SUPPLIED MATERIAL:
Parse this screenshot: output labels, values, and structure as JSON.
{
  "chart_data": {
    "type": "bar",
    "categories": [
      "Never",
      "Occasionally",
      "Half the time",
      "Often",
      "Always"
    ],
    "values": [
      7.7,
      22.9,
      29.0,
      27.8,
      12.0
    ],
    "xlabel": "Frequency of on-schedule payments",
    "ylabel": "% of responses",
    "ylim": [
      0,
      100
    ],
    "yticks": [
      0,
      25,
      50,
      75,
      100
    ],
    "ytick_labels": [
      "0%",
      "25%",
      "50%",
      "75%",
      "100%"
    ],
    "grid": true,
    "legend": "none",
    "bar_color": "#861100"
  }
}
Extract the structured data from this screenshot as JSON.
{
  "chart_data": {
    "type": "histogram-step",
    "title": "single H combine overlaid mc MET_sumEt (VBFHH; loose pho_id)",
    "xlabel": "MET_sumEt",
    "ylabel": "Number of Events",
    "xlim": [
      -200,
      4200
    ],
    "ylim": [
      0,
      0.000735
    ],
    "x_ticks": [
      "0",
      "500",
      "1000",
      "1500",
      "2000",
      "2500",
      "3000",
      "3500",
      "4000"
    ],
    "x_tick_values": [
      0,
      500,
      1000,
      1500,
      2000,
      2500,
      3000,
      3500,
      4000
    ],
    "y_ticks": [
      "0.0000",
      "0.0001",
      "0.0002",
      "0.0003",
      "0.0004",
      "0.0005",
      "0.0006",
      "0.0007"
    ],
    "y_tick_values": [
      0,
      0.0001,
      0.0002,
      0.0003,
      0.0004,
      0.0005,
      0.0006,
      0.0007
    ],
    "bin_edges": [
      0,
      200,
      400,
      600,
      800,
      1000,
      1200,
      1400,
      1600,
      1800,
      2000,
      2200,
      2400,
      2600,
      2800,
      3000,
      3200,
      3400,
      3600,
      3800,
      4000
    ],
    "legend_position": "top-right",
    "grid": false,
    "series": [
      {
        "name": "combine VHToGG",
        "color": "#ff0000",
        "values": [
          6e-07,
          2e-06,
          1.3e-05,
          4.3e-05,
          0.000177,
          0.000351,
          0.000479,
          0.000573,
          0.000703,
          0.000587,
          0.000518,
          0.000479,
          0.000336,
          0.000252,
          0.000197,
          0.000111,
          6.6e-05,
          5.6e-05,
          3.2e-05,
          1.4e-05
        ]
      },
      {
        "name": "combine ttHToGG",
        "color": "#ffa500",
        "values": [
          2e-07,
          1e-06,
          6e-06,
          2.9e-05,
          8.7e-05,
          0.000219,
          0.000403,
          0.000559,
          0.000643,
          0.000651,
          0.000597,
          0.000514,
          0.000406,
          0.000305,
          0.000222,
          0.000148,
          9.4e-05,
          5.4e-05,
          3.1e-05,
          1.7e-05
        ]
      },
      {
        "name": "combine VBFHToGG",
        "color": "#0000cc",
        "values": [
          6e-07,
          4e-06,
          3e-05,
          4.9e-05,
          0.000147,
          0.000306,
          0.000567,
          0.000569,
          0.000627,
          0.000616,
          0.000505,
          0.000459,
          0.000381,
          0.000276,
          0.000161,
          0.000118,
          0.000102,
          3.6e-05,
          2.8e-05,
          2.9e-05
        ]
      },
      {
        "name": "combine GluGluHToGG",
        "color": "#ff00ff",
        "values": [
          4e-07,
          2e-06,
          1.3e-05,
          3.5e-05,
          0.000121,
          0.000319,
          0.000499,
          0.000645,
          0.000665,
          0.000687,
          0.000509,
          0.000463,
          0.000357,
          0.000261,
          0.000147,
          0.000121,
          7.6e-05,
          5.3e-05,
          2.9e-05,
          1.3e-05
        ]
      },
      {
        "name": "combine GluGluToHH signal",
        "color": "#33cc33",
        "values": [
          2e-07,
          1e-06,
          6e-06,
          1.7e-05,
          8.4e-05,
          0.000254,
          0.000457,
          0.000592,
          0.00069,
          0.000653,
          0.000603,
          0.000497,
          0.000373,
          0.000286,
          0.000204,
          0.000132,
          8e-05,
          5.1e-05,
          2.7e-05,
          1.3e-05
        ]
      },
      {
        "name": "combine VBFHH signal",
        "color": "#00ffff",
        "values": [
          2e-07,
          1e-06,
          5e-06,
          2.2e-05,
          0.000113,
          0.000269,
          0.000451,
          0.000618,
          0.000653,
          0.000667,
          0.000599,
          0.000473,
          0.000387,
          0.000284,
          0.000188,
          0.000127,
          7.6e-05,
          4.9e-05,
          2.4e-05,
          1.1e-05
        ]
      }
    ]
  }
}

PROMPT: Each line above must be printed exactly as it appears.

OUTPUT FOR THIS EXERCISE:
Parse this screenshot: output labels, values, and structure as JSON.
{
  "chart_data": {
    "type": "bar",
    "categories": [
      "Never",
      "Occasionally",
      "Half the time",
      "Often",
      "Always"
    ],
    "values": [
      7.7,
      22.9,
      29.0,
      27.8,
      12.0
    ],
    "xlabel": "Frequency of on-schedule payments",
    "ylabel": "% of responses",
    "ylim": [
      0,
      100
    ],
    "yticks": [
      0,
      25,
      50,
      75,
      100
    ],
    "ytick_labels": [
      "0%",
      "25%",
      "50%",
      "75%",
      "100%"
    ],
    "grid": true,
    "legend": "none",
    "bar_color": "#861100"
  }
}
Extract the structured data from this screenshot as JSON.
{
  "chart_data": {
    "type": "histogram-step",
    "title": "single H combine overlaid mc MET_sumEt (VBFHH; loose pho_id)",
    "xlabel": "MET_sumEt",
    "ylabel": "Number of Events",
    "xlim": [
      -200,
      4200
    ],
    "ylim": [
      0,
      0.000735
    ],
    "x_ticks": [
      "0",
      "500",
      "1000",
      "1500",
      "2000",
      "2500",
      "3000",
      "3500",
      "4000"
    ],
    "x_tick_values": [
      0,
      500,
      1000,
      1500,
      2000,
      2500,
      3000,
      3500,
      4000
    ],
    "y_ticks": [
      "0.0000",
      "0.0001",
      "0.0002",
      "0.0003",
      "0.0004",
      "0.0005",
      "0.0006",
      "0.0007"
    ],
    "y_tick_values": [
      0,
      0.0001,
      0.0002,
      0.0003,
      0.0004,
      0.0005,
      0.0006,
      0.0007
    ],
    "bin_edges": [
      0,
      200,
      400,
      600,
      800,
      1000,
      1200,
      1400,
      1600,
      1800,
      2000,
      2200,
      2400,
      2600,
      2800,
      3000,
      3200,
      3400,
      3600,
      3800,
      4000
    ],
    "legend_position": "top-right",
    "grid": false,
    "series": [
      {
        "name": "combine VHToGG",
        "color": "#ff0000",
        "values": [
          6e-07,
          2e-06,
          1.3e-05,
          4.3e-05,
          0.000177,
          0.000351,
          0.000479,
          0.000573,
          0.000703,
          0.000587,
          0.000518,
          0.000479,
          0.000336,
          0.000252,
          0.000197,
          0.000111,
          6.6e-05,
          5.6e-05,
          3.2e-05,
          1.4e-05
        ]
      },
      {
        "name": "combine ttHToGG",
        "color": "#ffa500",
        "values": [
          2e-07,
          1e-06,
          6e-06,
          2.9e-05,
          8.7e-05,
          0.000219,
          0.000403,
          0.000559,
          0.000643,
          0.000651,
          0.000597,
          0.000514,
          0.000406,
          0.000305,
          0.000222,
          0.000148,
          9.4e-05,
          5.4e-05,
          3.1e-05,
          1.7e-05
        ]
      },
      {
        "name": "combine VBFHToGG",
        "color": "#0000cc",
        "values": [
          6e-07,
          4e-06,
          3e-05,
          4.9e-05,
          0.000147,
          0.000306,
          0.000567,
          0.000569,
          0.000627,
          0.000616,
          0.000505,
          0.000459,
          0.000381,
          0.000276,
          0.000161,
          0.000118,
          0.000102,
          3.6e-05,
          2.8e-05,
          2.9e-05
        ]
      },
      {
        "name": "combine GluGluHToGG",
        "color": "#ff00ff",
        "values": [
          4e-07,
          2e-06,
          1.3e-05,
          3.5e-05,
          0.000121,
          0.000319,
          0.000499,
          0.000645,
          0.000665,
          0.000687,
          0.000509,
          0.000463,
          0.000357,
          0.000261,
          0.000147,
          0.000121,
          7.6e-05,
          5.3e-05,
          2.9e-05,
          1.3e-05
        ]
      },
      {
        "name": "combine GluGluToHH signal",
        "color": "#33cc33",
        "values": [
          2e-07,
          1e-06,
          6e-06,
          1.7e-05,
          8.4e-05,
          0.000254,
          0.000457,
          0.000592,
          0.00069,
          0.000653,
          0.000603,
          0.000497,
          0.000373,
          0.000286,
          0.000204,
          0.000132,
          8e-05,
          5.1e-05,
          2.7e-05,
          1.3e-05
        ]
      },
      {
        "name": "combine VBFHH signal",
        "color": "#00ffff",
        "values": [
          2e-07,
          1e-06,
          5e-06,
          2.2e-05,
          0.000113,
          0.000269,
          0.000451,
          0.000618,
          0.000653,
          0.000667,
          0.000599,
          0.000473,
          0.000387,
          0.000284,
          0.000188,
          0.000127,
          7.6e-05,
          4.9e-05,
          2.4e-05,
          1.1e-05
        ]
      }
    ]
  }
}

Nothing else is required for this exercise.